_Items listed in a dataset_

※

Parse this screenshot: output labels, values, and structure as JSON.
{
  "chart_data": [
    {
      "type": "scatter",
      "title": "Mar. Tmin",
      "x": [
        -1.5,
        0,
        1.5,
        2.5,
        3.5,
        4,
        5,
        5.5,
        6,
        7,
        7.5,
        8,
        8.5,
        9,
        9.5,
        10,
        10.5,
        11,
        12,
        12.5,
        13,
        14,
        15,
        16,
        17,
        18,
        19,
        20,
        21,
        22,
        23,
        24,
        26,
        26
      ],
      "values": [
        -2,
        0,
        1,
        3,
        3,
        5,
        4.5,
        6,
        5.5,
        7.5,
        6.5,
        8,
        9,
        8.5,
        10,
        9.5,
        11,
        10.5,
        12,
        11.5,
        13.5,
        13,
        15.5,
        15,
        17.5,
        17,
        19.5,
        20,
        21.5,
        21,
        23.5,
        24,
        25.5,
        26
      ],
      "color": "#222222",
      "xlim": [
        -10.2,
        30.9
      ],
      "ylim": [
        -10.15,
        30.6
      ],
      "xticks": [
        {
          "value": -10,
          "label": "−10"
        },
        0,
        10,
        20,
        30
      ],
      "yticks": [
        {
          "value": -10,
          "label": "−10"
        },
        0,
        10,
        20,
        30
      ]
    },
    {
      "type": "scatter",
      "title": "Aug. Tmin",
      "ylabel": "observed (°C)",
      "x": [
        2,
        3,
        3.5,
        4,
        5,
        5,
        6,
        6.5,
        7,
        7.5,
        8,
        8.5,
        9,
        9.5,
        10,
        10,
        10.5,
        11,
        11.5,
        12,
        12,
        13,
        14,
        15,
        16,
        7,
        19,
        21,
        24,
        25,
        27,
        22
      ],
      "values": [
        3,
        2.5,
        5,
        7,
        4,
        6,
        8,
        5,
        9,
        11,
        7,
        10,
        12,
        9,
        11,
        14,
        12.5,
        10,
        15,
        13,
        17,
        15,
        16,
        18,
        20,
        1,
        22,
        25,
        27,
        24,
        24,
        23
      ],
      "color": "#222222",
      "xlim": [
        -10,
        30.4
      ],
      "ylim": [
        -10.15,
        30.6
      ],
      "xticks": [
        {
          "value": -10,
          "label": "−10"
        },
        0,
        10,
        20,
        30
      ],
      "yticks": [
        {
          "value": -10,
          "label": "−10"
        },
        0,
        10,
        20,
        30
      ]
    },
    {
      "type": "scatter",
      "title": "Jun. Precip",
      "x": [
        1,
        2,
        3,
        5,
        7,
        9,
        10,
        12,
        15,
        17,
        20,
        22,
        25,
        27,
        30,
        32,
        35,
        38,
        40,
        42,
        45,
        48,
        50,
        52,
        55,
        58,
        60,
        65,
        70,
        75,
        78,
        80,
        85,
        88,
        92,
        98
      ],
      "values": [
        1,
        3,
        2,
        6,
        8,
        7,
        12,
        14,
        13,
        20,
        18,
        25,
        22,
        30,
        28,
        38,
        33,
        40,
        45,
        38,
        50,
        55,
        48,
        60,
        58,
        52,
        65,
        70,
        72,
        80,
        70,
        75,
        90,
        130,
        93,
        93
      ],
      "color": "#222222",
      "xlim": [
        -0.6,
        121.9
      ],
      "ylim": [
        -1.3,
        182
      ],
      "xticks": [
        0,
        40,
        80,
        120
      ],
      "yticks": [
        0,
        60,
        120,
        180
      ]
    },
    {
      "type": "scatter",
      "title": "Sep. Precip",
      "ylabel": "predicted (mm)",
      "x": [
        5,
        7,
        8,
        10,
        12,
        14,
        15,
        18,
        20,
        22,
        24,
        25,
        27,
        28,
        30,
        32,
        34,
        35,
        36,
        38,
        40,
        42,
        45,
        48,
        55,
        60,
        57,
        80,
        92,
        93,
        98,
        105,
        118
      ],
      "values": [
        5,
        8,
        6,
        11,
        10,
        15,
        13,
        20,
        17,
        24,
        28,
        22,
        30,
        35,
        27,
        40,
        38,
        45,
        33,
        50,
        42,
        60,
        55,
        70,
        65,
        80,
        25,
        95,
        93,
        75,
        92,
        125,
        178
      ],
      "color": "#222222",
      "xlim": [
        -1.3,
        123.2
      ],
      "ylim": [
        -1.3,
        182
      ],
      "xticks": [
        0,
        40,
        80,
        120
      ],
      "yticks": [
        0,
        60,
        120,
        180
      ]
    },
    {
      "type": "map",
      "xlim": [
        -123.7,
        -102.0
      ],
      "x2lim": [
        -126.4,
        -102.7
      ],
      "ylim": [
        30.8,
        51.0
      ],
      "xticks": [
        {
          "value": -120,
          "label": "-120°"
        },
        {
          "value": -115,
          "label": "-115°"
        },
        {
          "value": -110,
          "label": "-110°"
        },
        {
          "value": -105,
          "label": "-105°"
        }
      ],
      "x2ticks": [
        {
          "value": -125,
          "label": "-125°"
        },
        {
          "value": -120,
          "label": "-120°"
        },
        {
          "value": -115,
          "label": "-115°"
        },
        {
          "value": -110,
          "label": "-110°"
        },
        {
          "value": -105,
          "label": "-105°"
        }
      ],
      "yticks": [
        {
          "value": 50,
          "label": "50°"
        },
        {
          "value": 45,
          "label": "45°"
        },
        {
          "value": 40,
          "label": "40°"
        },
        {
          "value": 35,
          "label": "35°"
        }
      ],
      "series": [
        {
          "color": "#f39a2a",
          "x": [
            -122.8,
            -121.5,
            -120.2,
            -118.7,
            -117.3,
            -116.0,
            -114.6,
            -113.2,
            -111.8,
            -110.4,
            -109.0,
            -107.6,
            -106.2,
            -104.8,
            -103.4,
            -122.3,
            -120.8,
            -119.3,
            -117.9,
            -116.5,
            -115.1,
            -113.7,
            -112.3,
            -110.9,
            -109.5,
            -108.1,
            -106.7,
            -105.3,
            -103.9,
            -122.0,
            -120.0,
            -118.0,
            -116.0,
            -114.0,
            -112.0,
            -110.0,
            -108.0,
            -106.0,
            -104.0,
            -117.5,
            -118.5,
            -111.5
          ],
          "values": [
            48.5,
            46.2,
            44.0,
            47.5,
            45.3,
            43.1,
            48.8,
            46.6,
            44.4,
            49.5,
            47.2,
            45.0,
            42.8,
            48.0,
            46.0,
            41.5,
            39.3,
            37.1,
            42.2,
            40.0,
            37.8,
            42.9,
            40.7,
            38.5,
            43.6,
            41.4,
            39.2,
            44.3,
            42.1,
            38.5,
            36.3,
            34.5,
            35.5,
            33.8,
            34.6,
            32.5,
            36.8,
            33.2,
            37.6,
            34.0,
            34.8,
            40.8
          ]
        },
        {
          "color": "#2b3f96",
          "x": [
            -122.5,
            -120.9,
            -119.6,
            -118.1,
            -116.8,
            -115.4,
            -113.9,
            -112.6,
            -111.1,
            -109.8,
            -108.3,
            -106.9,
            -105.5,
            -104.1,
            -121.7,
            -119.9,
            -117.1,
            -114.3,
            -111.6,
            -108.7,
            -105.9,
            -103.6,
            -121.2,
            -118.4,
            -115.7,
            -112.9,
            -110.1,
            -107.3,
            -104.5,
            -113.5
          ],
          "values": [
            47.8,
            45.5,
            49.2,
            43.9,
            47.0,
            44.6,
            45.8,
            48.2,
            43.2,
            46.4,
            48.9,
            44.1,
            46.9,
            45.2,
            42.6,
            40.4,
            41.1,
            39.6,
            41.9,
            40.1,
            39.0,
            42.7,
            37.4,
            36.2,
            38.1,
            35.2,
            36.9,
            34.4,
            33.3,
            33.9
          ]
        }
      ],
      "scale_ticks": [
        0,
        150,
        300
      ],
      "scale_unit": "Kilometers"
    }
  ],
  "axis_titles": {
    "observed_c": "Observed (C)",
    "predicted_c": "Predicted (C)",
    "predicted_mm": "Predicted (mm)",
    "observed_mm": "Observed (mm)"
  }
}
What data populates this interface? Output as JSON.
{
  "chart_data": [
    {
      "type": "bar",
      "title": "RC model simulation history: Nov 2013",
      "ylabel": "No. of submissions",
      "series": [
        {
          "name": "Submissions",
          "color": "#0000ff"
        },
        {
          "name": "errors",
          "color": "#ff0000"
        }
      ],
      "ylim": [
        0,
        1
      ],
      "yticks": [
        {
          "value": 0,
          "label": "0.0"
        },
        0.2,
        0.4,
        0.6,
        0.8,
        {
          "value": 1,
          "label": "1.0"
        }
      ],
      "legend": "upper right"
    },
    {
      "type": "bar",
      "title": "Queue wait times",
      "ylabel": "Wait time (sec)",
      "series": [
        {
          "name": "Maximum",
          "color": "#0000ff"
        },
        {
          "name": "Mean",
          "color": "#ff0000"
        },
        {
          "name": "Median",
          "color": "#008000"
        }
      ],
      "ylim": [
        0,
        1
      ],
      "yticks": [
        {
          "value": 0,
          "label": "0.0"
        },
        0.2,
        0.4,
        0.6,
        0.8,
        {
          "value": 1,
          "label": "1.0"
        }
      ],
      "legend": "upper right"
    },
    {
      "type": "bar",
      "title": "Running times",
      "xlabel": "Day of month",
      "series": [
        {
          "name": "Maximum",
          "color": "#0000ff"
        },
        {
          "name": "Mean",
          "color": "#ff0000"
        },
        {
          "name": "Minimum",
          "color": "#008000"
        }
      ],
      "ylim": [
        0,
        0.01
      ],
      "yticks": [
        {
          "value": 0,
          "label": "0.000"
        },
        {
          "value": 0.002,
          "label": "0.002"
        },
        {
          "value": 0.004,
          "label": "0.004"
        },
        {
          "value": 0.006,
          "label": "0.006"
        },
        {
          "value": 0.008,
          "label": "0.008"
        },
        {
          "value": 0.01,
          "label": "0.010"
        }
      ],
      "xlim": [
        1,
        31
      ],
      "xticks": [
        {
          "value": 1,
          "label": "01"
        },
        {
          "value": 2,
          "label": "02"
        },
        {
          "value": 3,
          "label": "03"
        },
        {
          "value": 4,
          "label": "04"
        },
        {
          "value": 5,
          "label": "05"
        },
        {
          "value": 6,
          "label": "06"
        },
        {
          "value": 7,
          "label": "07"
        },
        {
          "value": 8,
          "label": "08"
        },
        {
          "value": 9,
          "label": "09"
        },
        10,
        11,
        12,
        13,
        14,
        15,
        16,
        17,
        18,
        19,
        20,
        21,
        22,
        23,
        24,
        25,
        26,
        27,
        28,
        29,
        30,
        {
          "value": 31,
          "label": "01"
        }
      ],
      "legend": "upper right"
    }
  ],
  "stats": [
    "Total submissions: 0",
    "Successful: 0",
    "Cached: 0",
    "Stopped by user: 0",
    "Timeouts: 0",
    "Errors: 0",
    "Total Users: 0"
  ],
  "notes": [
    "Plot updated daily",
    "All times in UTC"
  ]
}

※

_Required task_
List every line from the entries above in which "name" appears.

_Answer to the exercise_
          "name": "Submissions",
          "name": "errors",
          "name": "Maximum",
          "name": "Mean",
          "name": "Median",
          "name": "Maximum",
          "name": "Mean",
          "name": "Minimum",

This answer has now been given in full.